(Excerpt from a dataset)
◆ ◆ ◆
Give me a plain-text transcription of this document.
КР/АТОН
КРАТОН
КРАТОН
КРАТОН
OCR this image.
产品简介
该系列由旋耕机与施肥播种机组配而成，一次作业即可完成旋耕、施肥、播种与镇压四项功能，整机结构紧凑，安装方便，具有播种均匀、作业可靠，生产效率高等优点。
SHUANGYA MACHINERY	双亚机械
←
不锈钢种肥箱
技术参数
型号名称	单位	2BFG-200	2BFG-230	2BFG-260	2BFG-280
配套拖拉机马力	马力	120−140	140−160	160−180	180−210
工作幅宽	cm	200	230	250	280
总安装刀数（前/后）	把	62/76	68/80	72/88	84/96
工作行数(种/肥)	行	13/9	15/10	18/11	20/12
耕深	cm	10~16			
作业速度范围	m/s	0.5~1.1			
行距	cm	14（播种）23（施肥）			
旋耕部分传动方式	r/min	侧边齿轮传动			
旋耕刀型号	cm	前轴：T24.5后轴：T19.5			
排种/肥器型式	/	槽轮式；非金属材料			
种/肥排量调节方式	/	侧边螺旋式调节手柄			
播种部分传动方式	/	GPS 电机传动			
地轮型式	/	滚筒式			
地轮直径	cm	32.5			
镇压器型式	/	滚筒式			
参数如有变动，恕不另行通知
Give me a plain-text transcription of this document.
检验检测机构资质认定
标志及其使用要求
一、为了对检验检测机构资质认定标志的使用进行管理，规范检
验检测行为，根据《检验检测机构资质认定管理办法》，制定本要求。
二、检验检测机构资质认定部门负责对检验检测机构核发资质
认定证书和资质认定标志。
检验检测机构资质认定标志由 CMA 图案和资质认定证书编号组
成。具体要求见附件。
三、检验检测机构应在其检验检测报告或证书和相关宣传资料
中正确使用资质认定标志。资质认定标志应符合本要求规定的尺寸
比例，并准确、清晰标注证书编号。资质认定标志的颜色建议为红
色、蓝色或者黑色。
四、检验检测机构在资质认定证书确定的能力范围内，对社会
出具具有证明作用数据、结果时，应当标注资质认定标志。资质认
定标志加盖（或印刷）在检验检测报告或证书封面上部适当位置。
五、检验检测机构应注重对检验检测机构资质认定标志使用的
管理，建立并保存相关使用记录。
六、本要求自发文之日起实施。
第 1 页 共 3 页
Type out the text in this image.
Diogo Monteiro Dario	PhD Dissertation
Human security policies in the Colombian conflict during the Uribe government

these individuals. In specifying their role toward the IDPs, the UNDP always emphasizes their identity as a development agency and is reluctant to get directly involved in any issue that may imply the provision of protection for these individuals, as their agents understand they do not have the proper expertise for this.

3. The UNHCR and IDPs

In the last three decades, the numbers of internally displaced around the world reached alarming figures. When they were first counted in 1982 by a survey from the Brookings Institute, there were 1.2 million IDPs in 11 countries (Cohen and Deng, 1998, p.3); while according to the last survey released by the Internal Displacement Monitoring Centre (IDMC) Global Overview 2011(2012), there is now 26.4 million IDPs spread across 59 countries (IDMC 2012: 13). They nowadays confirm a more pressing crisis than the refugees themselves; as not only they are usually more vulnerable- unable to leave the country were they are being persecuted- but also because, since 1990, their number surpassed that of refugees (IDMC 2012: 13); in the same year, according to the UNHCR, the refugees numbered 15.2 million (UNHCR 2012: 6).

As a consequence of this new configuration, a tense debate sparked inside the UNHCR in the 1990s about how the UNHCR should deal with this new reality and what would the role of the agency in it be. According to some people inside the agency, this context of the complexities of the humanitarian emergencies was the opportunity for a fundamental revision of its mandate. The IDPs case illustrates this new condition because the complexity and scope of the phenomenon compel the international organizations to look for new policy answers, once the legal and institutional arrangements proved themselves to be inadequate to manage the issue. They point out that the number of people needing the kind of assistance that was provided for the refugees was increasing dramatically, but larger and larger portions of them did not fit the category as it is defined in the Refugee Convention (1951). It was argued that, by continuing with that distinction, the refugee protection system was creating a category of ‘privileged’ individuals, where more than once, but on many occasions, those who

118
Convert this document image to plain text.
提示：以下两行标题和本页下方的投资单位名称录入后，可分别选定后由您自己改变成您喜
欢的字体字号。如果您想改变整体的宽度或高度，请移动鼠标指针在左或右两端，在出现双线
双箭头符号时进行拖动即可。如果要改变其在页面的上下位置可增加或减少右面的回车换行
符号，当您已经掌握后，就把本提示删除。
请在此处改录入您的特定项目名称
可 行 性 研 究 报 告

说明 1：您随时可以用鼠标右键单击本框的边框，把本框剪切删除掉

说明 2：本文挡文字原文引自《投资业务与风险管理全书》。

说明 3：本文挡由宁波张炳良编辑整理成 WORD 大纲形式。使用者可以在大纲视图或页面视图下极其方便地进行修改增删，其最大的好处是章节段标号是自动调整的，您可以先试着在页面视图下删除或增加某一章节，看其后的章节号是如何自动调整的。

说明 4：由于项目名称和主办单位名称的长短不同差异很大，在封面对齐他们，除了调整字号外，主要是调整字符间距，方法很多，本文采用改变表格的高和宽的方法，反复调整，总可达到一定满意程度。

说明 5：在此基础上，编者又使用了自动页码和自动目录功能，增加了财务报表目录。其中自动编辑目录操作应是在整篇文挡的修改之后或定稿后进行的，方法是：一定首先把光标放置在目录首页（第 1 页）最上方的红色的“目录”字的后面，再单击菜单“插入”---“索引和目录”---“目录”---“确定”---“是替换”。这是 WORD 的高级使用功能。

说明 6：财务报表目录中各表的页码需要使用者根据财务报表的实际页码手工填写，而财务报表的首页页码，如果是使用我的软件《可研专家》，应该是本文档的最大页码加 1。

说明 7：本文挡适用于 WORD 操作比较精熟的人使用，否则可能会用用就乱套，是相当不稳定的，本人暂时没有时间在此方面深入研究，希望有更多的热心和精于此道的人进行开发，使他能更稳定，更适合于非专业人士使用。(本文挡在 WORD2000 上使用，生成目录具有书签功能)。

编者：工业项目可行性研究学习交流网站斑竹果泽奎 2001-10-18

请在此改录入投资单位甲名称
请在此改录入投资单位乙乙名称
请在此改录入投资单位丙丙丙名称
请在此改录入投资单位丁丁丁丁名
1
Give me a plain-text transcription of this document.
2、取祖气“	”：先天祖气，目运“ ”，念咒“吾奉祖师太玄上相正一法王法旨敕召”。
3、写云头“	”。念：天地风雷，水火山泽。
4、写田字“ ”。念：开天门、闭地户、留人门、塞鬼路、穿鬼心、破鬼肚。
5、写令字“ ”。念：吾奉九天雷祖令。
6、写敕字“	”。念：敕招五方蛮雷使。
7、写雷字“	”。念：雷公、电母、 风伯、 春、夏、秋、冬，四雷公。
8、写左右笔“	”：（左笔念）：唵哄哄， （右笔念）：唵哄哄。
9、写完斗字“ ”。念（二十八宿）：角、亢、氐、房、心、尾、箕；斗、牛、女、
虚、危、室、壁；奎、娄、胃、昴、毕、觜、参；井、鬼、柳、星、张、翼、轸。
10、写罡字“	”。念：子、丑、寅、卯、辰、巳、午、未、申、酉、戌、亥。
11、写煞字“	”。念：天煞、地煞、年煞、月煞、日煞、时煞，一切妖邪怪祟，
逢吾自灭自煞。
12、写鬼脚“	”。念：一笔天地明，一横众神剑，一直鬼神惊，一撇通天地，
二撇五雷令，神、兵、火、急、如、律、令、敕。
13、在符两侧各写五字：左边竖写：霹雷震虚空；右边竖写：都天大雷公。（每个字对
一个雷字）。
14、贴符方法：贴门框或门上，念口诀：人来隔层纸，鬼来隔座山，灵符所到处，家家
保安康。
◆ ◆ ◆
• [DESCRIPTION OF THE TASK] Find the lines that include the string "their", then copy each of them.

• [TASK OUTPUT]
these individuals. In specifying their role toward the IDPs, the UNDP always emphasizes their identity as a development agency and is reluctant to get directly involved in any issue that may imply the provision of protection for these individuals, as their agents understand they do not have the proper expertise for this.
In the last three decades, the numbers of internally displaced around the world reached alarming figures. When they were first counted in 1982 by a survey from the Brookings Institute, there were 1.2 million IDPs in 11 countries (Cohen and Deng, 1998, p.3); while according to the last survey released by the Internal Displacement Monitoring Centre (IDMC) Global Overview 2011(2012), there is now 26.4 million IDPs spread across 59 countries (IDMC 2012: 13). They nowadays confirm a more pressing crisis than the refugees themselves; as not only they are usually more vulnerable- unable to leave the country were they are being persecuted- but also because, since 1990, their number surpassed that of refugees (IDMC 2012: 13); in the same year, according to the UNHCR, the refugees numbered 15.2 million (UNHCR 2012: 6).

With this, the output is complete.